* [Recorded data]:
○ ○ ○ ○

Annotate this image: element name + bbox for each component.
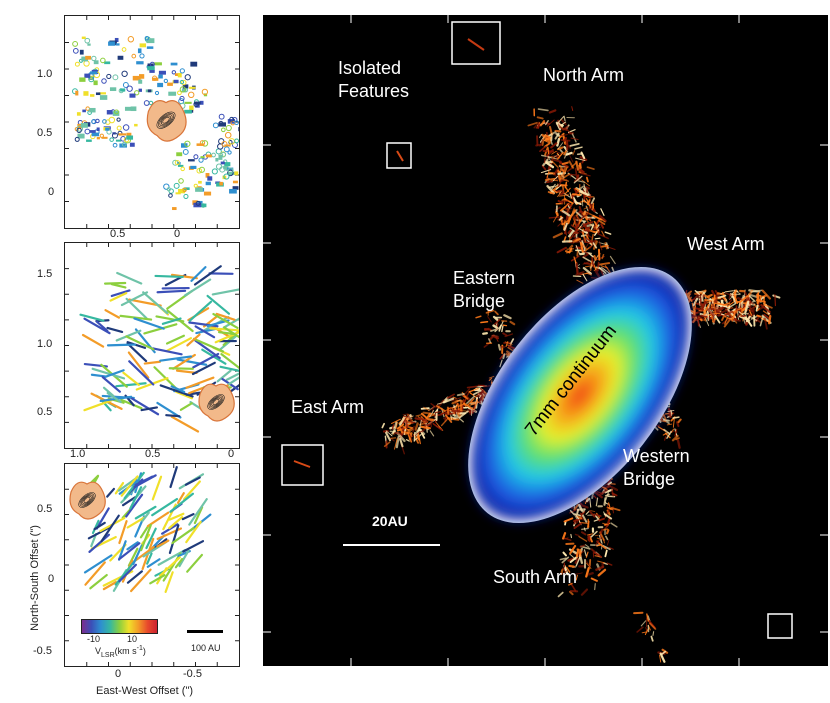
middle-panel-xtick: 1.0: [70, 448, 86, 460]
y-axis-label: North-South Offset ("): [29, 525, 41, 631]
top-panel-xtick: 0: [174, 228, 181, 240]
bottom-panel-ytick: -0.5: [33, 645, 52, 657]
top-panel-xtick: 0.5: [110, 228, 126, 240]
isolated-box: [767, 613, 793, 639]
continuum-contour-glyph: [198, 383, 235, 422]
label-eastern-bridge: Eastern Bridge: [453, 268, 516, 311]
bottom-panel-ytick: 0: [48, 573, 55, 585]
main-image-canvas: [263, 15, 828, 666]
top-left-plot: [65, 16, 239, 228]
top-panel-ytick: 0.5: [37, 127, 53, 139]
colorbar-tick: -10: [87, 634, 101, 644]
top-panel-ytick: 0: [48, 186, 55, 198]
label-western-bridge: Western Bridge: [623, 446, 690, 489]
bottom-left-panel: -10 10 VLSR(km s-1) 100 AU: [64, 463, 240, 667]
middle-panel-xtick: 0: [228, 448, 235, 460]
middle-panel-ytick: 1.5: [37, 268, 53, 280]
isolated-box: [386, 142, 412, 169]
velocity-colorbar: [81, 619, 158, 634]
continuum-contour-glyph: [69, 481, 106, 520]
label-20au: 20AU: [372, 513, 408, 529]
bottom-panel-ytick: 0.5: [37, 503, 53, 515]
middle-left-panel: [64, 242, 240, 449]
middle-panel-ytick: 1.0: [37, 338, 53, 350]
continuum-contour-glyph: [146, 100, 187, 142]
isolated-box: [281, 444, 324, 486]
label-west-arm: West Arm: [687, 234, 765, 254]
label-east-arm: East Arm: [291, 397, 365, 417]
label-isolated-features: Isolated Features: [338, 58, 410, 101]
top-panel-ytick: 1.0: [37, 68, 53, 80]
main-maser-image: [263, 15, 828, 666]
bottom-panel-xtick: -0.5: [183, 668, 202, 680]
colorbar-tick: 10: [127, 634, 138, 644]
x-axis-label: East-West Offset ("): [96, 685, 194, 697]
bottom-panel-xtick: 0: [115, 668, 122, 680]
scale-bar-100au: [187, 630, 223, 633]
middle-left-plot: [65, 243, 239, 448]
label-south-arm: South Arm: [493, 567, 578, 587]
middle-panel-ytick: 0.5: [37, 406, 53, 418]
continuum-emission: [468, 266, 692, 524]
bottom-left-plot: [65, 464, 239, 666]
isolated-box: [451, 21, 501, 65]
middle-panel-xtick: 0.5: [145, 448, 161, 460]
top-left-panel: [64, 15, 240, 229]
scale-bar-label: 100 AU: [191, 643, 221, 653]
label-north-arm: North Arm: [543, 65, 625, 85]
colorbar-label: VLSR(km s-1): [95, 645, 146, 659]
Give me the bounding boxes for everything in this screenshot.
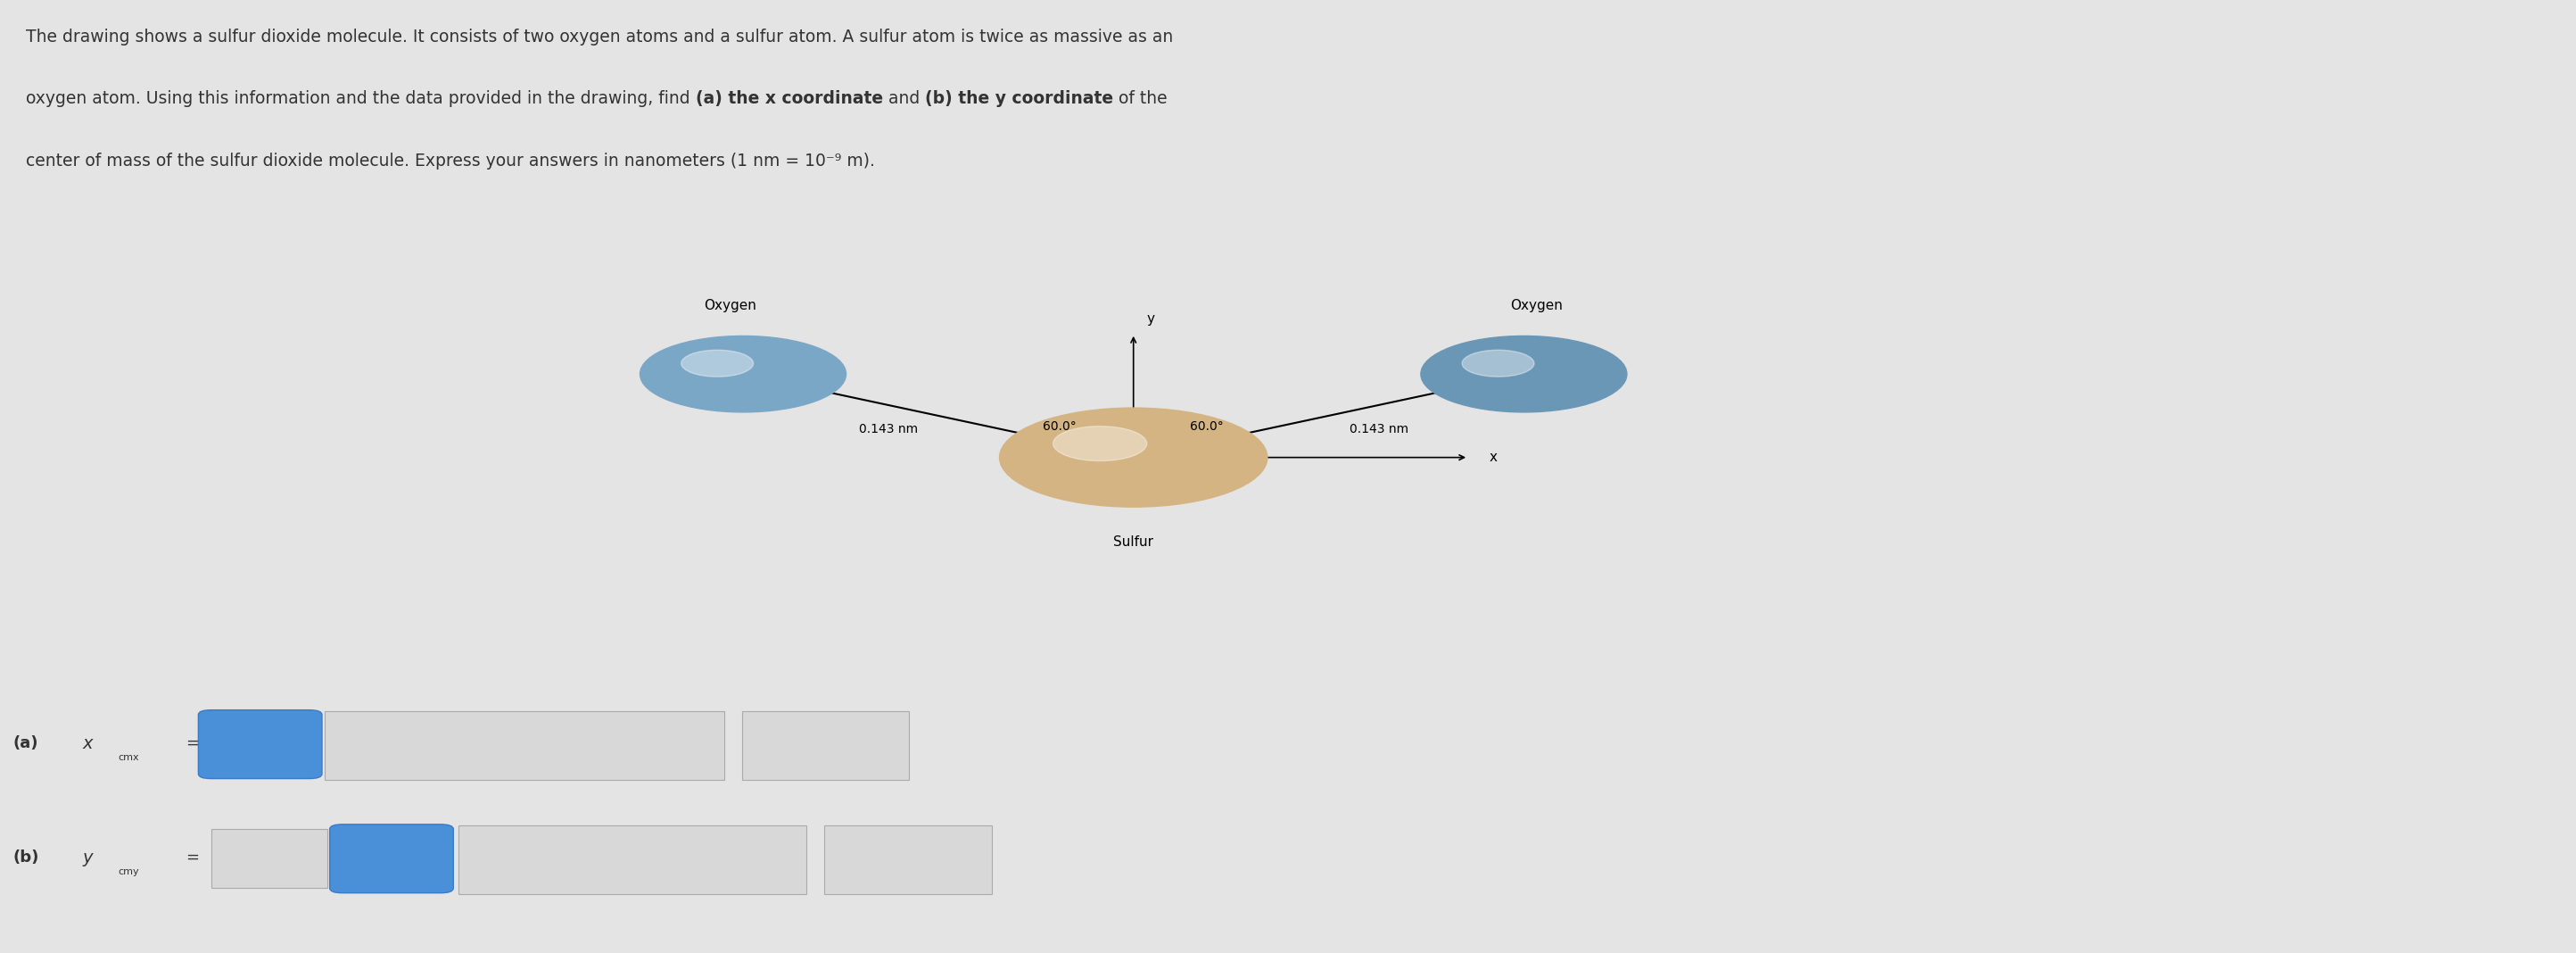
Text: i: i xyxy=(389,850,394,865)
Text: y: y xyxy=(82,849,93,866)
Text: and: and xyxy=(884,91,925,108)
Text: 0.143 nm: 0.143 nm xyxy=(858,423,917,436)
Circle shape xyxy=(1422,335,1628,412)
Circle shape xyxy=(1054,426,1146,461)
Circle shape xyxy=(680,350,752,376)
Text: =: = xyxy=(185,736,198,751)
Text: of the: of the xyxy=(1113,91,1167,108)
Text: (a) the x coordinate: (a) the x coordinate xyxy=(696,91,884,108)
Text: Oxygen: Oxygen xyxy=(703,298,757,312)
Text: Oxygen: Oxygen xyxy=(1510,298,1564,312)
Text: The drawing shows a sulfur dioxide molecule. It consists of two oxygen atoms and: The drawing shows a sulfur dioxide molec… xyxy=(26,29,1172,46)
Text: cmy: cmy xyxy=(118,867,139,877)
FancyBboxPatch shape xyxy=(824,825,992,894)
Text: i: i xyxy=(258,736,263,751)
Text: (a): (a) xyxy=(13,736,39,751)
Text: 60.0°: 60.0° xyxy=(1190,420,1224,434)
FancyBboxPatch shape xyxy=(325,711,724,780)
FancyBboxPatch shape xyxy=(198,710,322,779)
Text: center of mass of the sulfur dioxide molecule. Express your answers in nanometer: center of mass of the sulfur dioxide mol… xyxy=(26,152,876,170)
Text: ∨: ∨ xyxy=(701,737,711,750)
Text: (b) the y coordinate: (b) the y coordinate xyxy=(925,91,1113,108)
Text: x: x xyxy=(1489,451,1497,464)
Text: (b): (b) xyxy=(13,850,39,865)
Text: ∨: ∨ xyxy=(263,851,273,864)
FancyBboxPatch shape xyxy=(330,824,453,893)
Text: x: x xyxy=(82,735,93,752)
Text: 0.143 nm: 0.143 nm xyxy=(1350,423,1409,436)
Text: 60.0°: 60.0° xyxy=(1043,420,1077,434)
Text: =: = xyxy=(185,850,198,865)
FancyBboxPatch shape xyxy=(742,711,909,780)
Text: Sulfur: Sulfur xyxy=(1113,536,1154,549)
Text: y: y xyxy=(1146,313,1154,326)
Circle shape xyxy=(999,408,1267,507)
Text: cmx: cmx xyxy=(118,753,139,762)
Text: ∨: ∨ xyxy=(896,851,907,864)
Text: oxygen atom. Using this information and the data provided in the drawing, find: oxygen atom. Using this information and … xyxy=(26,91,696,108)
Text: ∨: ∨ xyxy=(814,737,824,750)
Circle shape xyxy=(1463,350,1535,376)
FancyBboxPatch shape xyxy=(211,829,327,888)
Circle shape xyxy=(639,335,845,412)
FancyBboxPatch shape xyxy=(459,825,806,894)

○ ○ ○ ○

* [Task]: Copy the lines above word for word, leaving out the pictures.

* [Result of this exercise]:
Annotate this image: element name + bbox for each component.
middle-panel-xtick: 1.0: [70, 448, 86, 460]
y-axis-label: North-South Offset ("): [29, 525, 41, 631]
top-panel-xtick: 0: [174, 228, 181, 240]
bottom-panel-ytick: -0.5: [33, 645, 52, 657]
top-panel-xtick: 0.5: [110, 228, 126, 240]
isolated-box: [767, 613, 793, 639]
continuum-contour-glyph: [198, 383, 235, 422]
label-eastern-bridge: Eastern Bridge: [453, 268, 516, 311]
bottom-panel-ytick: 0: [48, 573, 55, 585]
main-image-canvas: [263, 15, 828, 666]
top-left-plot: [65, 16, 239, 228]
top-panel-ytick: 0.5: [37, 127, 53, 139]
colorbar-tick: -10: [87, 634, 101, 644]
top-panel-ytick: 0: [48, 186, 55, 198]
label-western-bridge: Western Bridge: [623, 446, 690, 489]
bottom-left-panel: -10 10 VLSR(km s-1) 100 AU: [64, 463, 240, 667]
middle-panel-xtick: 0: [228, 448, 235, 460]
middle-panel-ytick: 1.5: [37, 268, 53, 280]
isolated-box: [386, 142, 412, 169]
velocity-colorbar: [81, 619, 158, 634]
continuum-contour-glyph: [69, 481, 106, 520]
label-20au: 20AU: [372, 513, 408, 529]
bottom-panel-ytick: 0.5: [37, 503, 53, 515]
middle-left-panel: [64, 242, 240, 449]
middle-panel-ytick: 1.0: [37, 338, 53, 350]
continuum-contour-glyph: [146, 100, 187, 142]
isolated-box: [281, 444, 324, 486]
label-west-arm: West Arm: [687, 234, 765, 254]
label-east-arm: East Arm: [291, 397, 365, 417]
label-isolated-features: Isolated Features: [338, 58, 410, 101]
top-panel-ytick: 1.0: [37, 68, 53, 80]
main-maser-image: [263, 15, 828, 666]
bottom-panel-xtick: -0.5: [183, 668, 202, 680]
colorbar-tick: 10: [127, 634, 138, 644]
x-axis-label: East-West Offset ("): [96, 685, 194, 697]
bottom-panel-xtick: 0: [115, 668, 122, 680]
scale-bar-100au: [187, 630, 223, 633]
middle-left-plot: [65, 243, 239, 448]
label-south-arm: South Arm: [493, 567, 578, 587]
middle-panel-ytick: 0.5: [37, 406, 53, 418]
continuum-emission: [468, 266, 692, 524]
bottom-left-plot: [65, 464, 239, 666]
isolated-box: [451, 21, 501, 65]
middle-panel-xtick: 0.5: [145, 448, 161, 460]
top-left-panel: [64, 15, 240, 229]
scale-bar-label: 100 AU: [191, 643, 221, 653]
label-north-arm: North Arm: [543, 65, 625, 85]
colorbar-label: VLSR(km s-1): [95, 645, 146, 659]
Give me the bounding boxes for everything in this screenshot.
Text: i: i xyxy=(389,850,394,865)
Text: y: y xyxy=(82,849,93,866)
Text: and: and xyxy=(884,91,925,108)
Text: 0.143 nm: 0.143 nm xyxy=(858,423,917,436)
Circle shape xyxy=(1422,335,1628,412)
Circle shape xyxy=(1054,426,1146,461)
Circle shape xyxy=(680,350,752,376)
Text: =: = xyxy=(185,736,198,751)
Text: of the: of the xyxy=(1113,91,1167,108)
Text: (a) the x coordinate: (a) the x coordinate xyxy=(696,91,884,108)
Text: Oxygen: Oxygen xyxy=(703,298,757,312)
Text: Oxygen: Oxygen xyxy=(1510,298,1564,312)
Text: The drawing shows a sulfur dioxide molecule. It consists of two oxygen atoms and: The drawing shows a sulfur dioxide molec… xyxy=(26,29,1172,46)
Text: cmy: cmy xyxy=(118,867,139,877)
FancyBboxPatch shape xyxy=(824,825,992,894)
Text: i: i xyxy=(258,736,263,751)
Text: (a): (a) xyxy=(13,736,39,751)
Text: 60.0°: 60.0° xyxy=(1190,420,1224,434)
FancyBboxPatch shape xyxy=(325,711,724,780)
FancyBboxPatch shape xyxy=(198,710,322,779)
Text: center of mass of the sulfur dioxide molecule. Express your answers in nanometer: center of mass of the sulfur dioxide mol… xyxy=(26,152,876,170)
Text: ∨: ∨ xyxy=(701,737,711,750)
Text: (b) the y coordinate: (b) the y coordinate xyxy=(925,91,1113,108)
Text: x: x xyxy=(1489,451,1497,464)
Text: (b): (b) xyxy=(13,850,39,865)
Text: ∨: ∨ xyxy=(263,851,273,864)
FancyBboxPatch shape xyxy=(330,824,453,893)
Text: x: x xyxy=(82,735,93,752)
Text: 0.143 nm: 0.143 nm xyxy=(1350,423,1409,436)
Text: 60.0°: 60.0° xyxy=(1043,420,1077,434)
Text: =: = xyxy=(185,850,198,865)
FancyBboxPatch shape xyxy=(742,711,909,780)
Text: Sulfur: Sulfur xyxy=(1113,536,1154,549)
Text: y: y xyxy=(1146,313,1154,326)
Circle shape xyxy=(999,408,1267,507)
Text: cmx: cmx xyxy=(118,753,139,762)
Text: ∨: ∨ xyxy=(896,851,907,864)
Text: oxygen atom. Using this information and the data provided in the drawing, find: oxygen atom. Using this information and … xyxy=(26,91,696,108)
Text: ∨: ∨ xyxy=(814,737,824,750)
Circle shape xyxy=(1463,350,1535,376)
FancyBboxPatch shape xyxy=(211,829,327,888)
Circle shape xyxy=(639,335,845,412)
FancyBboxPatch shape xyxy=(459,825,806,894)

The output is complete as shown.